What you have to do: Return all the lines below in which the string "MSTRG" appears.
Input data section start
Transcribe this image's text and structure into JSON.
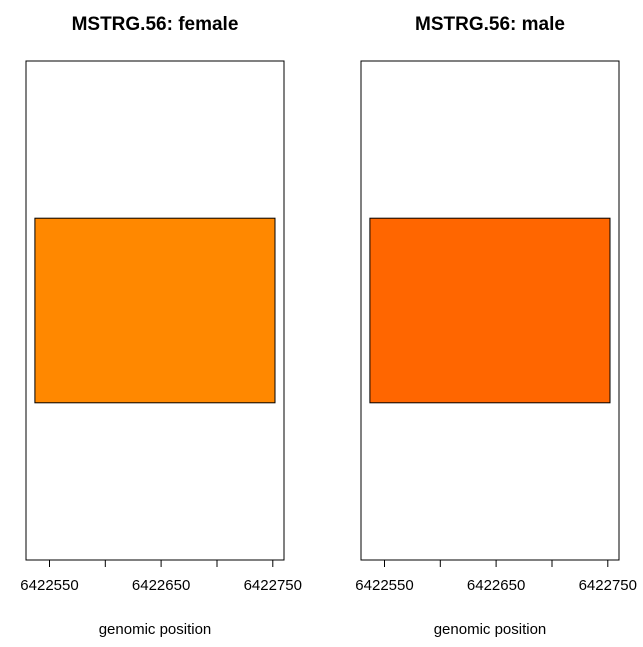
{
  "chart_data": [
    {
      "type": "bar",
      "title": "MSTRG.56: female",
      "xlabel": "genomic position",
      "ylabel": "",
      "xticks": [
        6422550,
        6422600,
        6422650,
        6422700,
        6422750
      ],
      "xtick_labels": [
        "6422550",
        "",
        "6422650",
        "",
        "6422750"
      ],
      "xlim": [
        6422529,
        6422760
      ],
      "ylim": [
        0,
        1
      ],
      "grid": false,
      "exons": [
        {
          "start": 6422537,
          "end": 6422752,
          "ymin": 0.315,
          "ymax": 0.685,
          "color": "#FF8800"
        }
      ]
    },
    {
      "type": "bar",
      "title": "MSTRG.56: male",
      "xlabel": "genomic position",
      "ylabel": "",
      "xticks": [
        6422550,
        6422600,
        6422650,
        6422700,
        6422750
      ],
      "xtick_labels": [
        "6422550",
        "",
        "6422650",
        "",
        "6422750"
      ],
      "xlim": [
        6422529,
        6422760
      ],
      "ylim": [
        0,
        1
      ],
      "grid": false,
      "exons": [
        {
          "start": 6422537,
          "end": 6422752,
          "ymin": 0.315,
          "ymax": 0.685,
          "color": "#FF6600"
        }
      ]
    }
  ]
}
Input data section end
Response area:
      "title": "MSTRG.56: female",
      "title": "MSTRG.56: male",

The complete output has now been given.